<<<<

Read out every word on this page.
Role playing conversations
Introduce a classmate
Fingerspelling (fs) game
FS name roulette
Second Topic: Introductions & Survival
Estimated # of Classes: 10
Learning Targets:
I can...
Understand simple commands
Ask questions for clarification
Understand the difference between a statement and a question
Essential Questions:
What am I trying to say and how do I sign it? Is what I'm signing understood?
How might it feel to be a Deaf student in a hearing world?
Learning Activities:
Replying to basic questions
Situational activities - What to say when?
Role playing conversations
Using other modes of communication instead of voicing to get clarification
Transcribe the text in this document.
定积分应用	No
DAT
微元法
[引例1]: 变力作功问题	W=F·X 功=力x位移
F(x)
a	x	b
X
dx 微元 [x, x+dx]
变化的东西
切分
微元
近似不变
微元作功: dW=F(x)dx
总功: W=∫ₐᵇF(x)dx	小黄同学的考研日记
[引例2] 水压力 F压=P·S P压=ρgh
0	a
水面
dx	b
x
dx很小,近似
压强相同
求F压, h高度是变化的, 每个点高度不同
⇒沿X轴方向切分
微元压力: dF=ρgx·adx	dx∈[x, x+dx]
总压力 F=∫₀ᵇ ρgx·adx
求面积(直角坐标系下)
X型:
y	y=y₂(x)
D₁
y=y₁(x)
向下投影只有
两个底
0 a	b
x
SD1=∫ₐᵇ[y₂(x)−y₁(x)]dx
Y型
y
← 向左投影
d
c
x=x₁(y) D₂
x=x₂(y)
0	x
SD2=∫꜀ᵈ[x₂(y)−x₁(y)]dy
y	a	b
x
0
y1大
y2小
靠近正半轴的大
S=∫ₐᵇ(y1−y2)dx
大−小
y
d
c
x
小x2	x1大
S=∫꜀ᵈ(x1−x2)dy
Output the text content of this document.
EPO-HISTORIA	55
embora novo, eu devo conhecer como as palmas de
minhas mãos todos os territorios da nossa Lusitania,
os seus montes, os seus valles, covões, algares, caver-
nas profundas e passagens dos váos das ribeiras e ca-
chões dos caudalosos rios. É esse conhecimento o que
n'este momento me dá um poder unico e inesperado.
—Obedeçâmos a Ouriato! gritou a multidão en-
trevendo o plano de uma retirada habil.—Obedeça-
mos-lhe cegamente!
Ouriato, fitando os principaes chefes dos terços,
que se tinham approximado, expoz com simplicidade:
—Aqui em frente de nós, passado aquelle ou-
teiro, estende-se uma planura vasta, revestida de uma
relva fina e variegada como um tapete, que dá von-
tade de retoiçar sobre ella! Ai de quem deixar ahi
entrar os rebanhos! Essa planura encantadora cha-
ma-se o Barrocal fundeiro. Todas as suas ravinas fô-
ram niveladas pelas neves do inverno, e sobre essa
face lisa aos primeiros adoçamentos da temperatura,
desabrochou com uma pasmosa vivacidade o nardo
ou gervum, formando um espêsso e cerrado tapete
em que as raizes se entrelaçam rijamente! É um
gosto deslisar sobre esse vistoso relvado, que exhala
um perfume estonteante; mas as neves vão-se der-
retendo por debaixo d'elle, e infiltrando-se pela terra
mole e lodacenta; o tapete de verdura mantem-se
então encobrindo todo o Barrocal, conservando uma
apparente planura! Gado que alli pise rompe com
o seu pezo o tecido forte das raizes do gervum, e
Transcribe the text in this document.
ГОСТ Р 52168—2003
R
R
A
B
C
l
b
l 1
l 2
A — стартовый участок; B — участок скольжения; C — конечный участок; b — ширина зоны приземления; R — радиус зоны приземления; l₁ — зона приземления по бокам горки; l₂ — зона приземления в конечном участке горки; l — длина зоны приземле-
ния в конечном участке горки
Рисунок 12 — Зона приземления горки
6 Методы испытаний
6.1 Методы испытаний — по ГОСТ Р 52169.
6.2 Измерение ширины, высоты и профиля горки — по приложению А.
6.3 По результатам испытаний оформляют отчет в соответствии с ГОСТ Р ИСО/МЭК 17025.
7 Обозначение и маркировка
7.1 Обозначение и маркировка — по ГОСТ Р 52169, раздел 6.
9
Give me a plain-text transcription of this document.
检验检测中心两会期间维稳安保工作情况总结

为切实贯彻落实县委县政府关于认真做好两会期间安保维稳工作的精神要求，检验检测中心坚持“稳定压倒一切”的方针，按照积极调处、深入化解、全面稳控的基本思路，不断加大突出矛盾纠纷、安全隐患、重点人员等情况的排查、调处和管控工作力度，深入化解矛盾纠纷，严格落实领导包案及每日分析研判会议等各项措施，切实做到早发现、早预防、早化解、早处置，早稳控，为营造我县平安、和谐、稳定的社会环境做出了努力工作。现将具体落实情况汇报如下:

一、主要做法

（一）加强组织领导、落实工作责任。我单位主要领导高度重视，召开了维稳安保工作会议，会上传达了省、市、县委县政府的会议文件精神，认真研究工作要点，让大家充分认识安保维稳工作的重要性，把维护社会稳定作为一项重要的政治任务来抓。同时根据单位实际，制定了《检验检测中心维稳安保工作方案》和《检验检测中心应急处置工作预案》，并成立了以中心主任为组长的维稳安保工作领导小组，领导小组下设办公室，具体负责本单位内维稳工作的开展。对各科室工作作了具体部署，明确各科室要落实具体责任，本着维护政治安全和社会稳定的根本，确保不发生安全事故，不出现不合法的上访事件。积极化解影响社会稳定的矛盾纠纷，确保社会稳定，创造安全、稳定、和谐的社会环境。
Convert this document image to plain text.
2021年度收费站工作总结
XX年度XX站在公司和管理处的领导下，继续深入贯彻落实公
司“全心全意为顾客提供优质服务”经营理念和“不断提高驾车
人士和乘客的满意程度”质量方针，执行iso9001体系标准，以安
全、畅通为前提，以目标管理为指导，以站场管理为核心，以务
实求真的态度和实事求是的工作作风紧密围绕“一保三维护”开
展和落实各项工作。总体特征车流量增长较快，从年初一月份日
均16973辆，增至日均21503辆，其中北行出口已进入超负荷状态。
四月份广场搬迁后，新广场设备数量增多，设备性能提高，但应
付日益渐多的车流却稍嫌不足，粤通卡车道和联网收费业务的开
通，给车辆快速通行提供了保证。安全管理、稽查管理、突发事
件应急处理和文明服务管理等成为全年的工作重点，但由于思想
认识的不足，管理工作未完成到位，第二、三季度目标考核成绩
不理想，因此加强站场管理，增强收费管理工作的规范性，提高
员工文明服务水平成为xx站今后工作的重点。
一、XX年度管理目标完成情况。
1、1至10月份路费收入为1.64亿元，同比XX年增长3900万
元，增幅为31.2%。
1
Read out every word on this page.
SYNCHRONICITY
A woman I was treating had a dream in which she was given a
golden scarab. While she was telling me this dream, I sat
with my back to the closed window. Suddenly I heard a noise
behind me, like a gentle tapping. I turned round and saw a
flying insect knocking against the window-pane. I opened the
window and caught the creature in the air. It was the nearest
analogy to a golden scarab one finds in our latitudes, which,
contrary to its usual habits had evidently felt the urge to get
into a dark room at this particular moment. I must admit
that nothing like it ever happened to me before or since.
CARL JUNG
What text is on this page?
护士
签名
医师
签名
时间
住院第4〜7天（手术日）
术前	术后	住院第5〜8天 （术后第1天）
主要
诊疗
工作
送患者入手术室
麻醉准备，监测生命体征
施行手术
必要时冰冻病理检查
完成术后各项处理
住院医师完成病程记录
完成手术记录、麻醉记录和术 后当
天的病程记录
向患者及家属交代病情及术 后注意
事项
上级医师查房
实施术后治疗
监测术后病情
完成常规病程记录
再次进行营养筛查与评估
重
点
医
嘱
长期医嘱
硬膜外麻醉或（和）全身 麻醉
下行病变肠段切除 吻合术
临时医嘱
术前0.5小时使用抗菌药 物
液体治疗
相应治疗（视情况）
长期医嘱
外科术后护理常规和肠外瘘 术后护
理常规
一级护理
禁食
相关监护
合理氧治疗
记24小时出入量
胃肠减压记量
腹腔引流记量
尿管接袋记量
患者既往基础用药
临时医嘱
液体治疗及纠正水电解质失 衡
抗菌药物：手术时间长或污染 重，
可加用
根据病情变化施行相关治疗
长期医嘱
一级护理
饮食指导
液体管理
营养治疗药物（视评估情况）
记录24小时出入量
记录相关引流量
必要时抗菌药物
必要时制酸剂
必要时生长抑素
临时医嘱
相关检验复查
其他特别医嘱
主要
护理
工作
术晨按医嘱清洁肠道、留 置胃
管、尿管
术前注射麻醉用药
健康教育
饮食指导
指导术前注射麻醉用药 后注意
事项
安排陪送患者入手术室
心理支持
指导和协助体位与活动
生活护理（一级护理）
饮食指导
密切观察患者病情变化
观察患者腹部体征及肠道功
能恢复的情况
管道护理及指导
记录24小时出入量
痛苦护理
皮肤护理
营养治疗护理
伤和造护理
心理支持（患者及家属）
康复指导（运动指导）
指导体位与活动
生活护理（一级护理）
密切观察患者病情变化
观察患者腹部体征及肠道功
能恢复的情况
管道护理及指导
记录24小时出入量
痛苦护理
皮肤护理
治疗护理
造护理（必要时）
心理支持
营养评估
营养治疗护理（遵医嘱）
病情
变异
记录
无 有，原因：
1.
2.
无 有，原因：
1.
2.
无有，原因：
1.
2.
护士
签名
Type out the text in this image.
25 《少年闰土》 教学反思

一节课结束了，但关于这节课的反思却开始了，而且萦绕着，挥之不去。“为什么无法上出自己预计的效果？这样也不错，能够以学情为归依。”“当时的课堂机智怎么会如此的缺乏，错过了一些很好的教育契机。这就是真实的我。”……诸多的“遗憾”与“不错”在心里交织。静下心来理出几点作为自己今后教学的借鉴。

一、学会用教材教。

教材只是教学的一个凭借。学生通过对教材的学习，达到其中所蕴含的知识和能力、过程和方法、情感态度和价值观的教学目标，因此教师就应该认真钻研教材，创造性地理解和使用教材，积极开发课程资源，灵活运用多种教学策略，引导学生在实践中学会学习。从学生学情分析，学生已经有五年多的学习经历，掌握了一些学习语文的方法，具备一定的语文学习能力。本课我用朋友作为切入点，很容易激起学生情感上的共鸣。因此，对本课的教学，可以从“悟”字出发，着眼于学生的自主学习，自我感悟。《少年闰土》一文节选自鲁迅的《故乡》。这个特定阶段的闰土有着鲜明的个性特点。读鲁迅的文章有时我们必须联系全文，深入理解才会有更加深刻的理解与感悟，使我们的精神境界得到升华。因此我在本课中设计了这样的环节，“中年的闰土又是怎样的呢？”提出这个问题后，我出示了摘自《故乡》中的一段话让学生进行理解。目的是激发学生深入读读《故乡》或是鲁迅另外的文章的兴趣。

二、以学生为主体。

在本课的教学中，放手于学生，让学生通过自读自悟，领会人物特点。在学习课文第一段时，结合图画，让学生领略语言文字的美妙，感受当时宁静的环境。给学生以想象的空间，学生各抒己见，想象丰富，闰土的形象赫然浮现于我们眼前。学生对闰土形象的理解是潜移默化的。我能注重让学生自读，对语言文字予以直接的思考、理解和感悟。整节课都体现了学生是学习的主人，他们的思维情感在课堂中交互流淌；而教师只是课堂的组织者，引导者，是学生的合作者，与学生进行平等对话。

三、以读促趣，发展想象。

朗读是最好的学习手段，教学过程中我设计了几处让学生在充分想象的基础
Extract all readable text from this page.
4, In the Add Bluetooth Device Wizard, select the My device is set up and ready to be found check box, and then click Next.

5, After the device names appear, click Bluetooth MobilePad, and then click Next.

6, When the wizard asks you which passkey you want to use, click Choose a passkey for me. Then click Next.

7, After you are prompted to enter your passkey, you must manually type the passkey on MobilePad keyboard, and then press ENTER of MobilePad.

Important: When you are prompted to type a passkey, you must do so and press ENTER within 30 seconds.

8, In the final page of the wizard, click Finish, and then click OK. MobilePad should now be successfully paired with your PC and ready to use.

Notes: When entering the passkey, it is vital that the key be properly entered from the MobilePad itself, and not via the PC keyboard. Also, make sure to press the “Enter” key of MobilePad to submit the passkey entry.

>>>>

Copy out each line of the records that holds the string "image".

## Expected answer
Convert this document image to plain text.
Type out the text in this image.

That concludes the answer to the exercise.